● OBJECTIVE: Reproduce all the lines below exactly and omit the images.

● INPUT RECORDS:

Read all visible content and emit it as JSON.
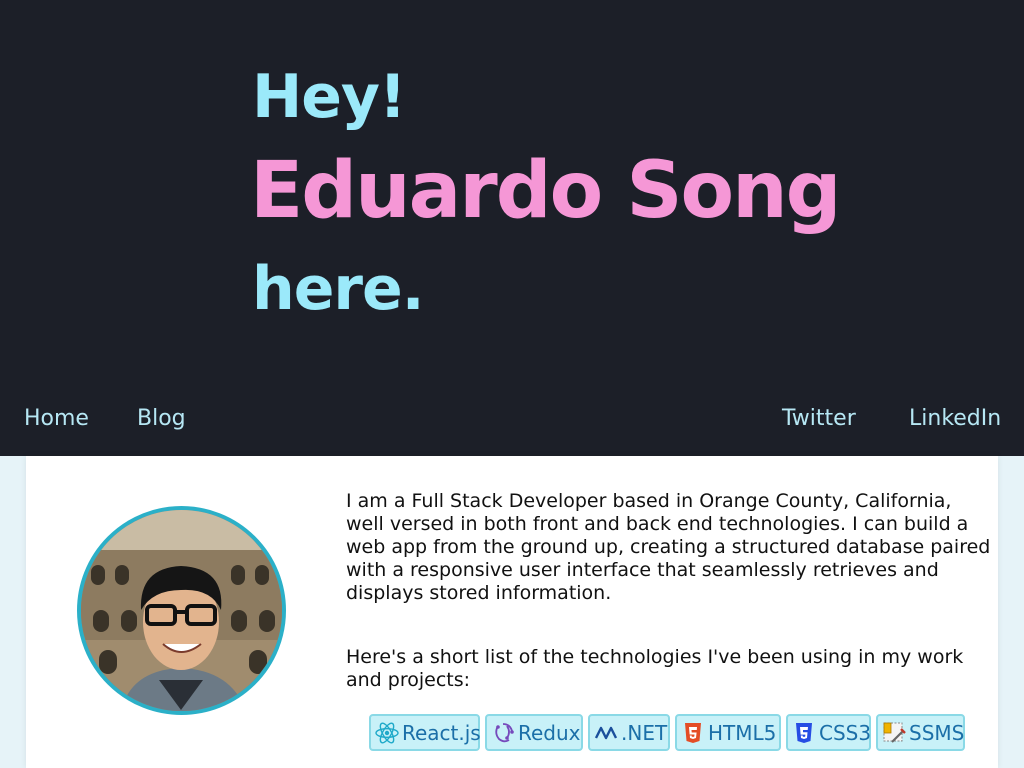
{
  "hero": {
    "greeting": "Hey!",
    "name": "Eduardo Song",
    "tail": "here."
  },
  "nav": {
    "home": "Home",
    "blog": "Blog",
    "twitter": "Twitter",
    "linkedin": "LinkedIn"
  },
  "about": {
    "bio": "I am a Full Stack Developer based in Orange County, California, well versed in both front and back end technologies. I can build a web app from the ground up, creating a structured database paired with a responsive user interface that seamlessly retrieves and displays stored information.",
    "tech_intro": "Here's a short list of the technologies I've been using in my work and projects:"
  },
  "technologies": [
    {
      "label": "React.js",
      "icon": "react-icon"
    },
    {
      "label": "Redux",
      "icon": "redux-icon"
    },
    {
      "label": ".NET",
      "icon": "dotnet-icon"
    },
    {
      "label": "HTML5",
      "icon": "html5-icon"
    },
    {
      "label": "CSS3",
      "icon": "css3-icon"
    },
    {
      "label": "SSMS",
      "icon": "ssms-icon"
    }
  ],
  "colors": {
    "hero_bg": "#1c1f28",
    "greeting": "#9be9fa",
    "name": "#f597d6",
    "nav": "#b6e7f4",
    "badge_bg": "#c8f1f8",
    "badge_text": "#1b6fa8",
    "avatar_ring": "#2bb0c8"
  }
}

● WORKED SOLUTION:
Read all visible content and emit it as JSON.
{
  "hero": {
    "greeting": "Hey!",
    "name": "Eduardo Song",
    "tail": "here."
  },
  "nav": {
    "home": "Home",
    "blog": "Blog",
    "twitter": "Twitter",
    "linkedin": "LinkedIn"
  },
  "about": {
    "bio": "I am a Full Stack Developer based in Orange County, California, well versed in both front and back end technologies. I can build a web app from the ground up, creating a structured database paired with a responsive user interface that seamlessly retrieves and displays stored information.",
    "tech_intro": "Here's a short list of the technologies I've been using in my work and projects:"
  },
  "technologies": [
    {
      "label": "React.js",
      "icon": "react-icon"
    },
    {
      "label": "Redux",
      "icon": "redux-icon"
    },
    {
      "label": ".NET",
      "icon": "dotnet-icon"
    },
    {
      "label": "HTML5",
      "icon": "html5-icon"
    },
    {
      "label": "CSS3",
      "icon": "css3-icon"
    },
    {
      "label": "SSMS",
      "icon": "ssms-icon"
    }
  ],
  "colors": {
    "hero_bg": "#1c1f28",
    "greeting": "#9be9fa",
    "name": "#f597d6",
    "nav": "#b6e7f4",
    "badge_bg": "#c8f1f8",
    "badge_text": "#1b6fa8",
    "avatar_ring": "#2bb0c8"
  }
}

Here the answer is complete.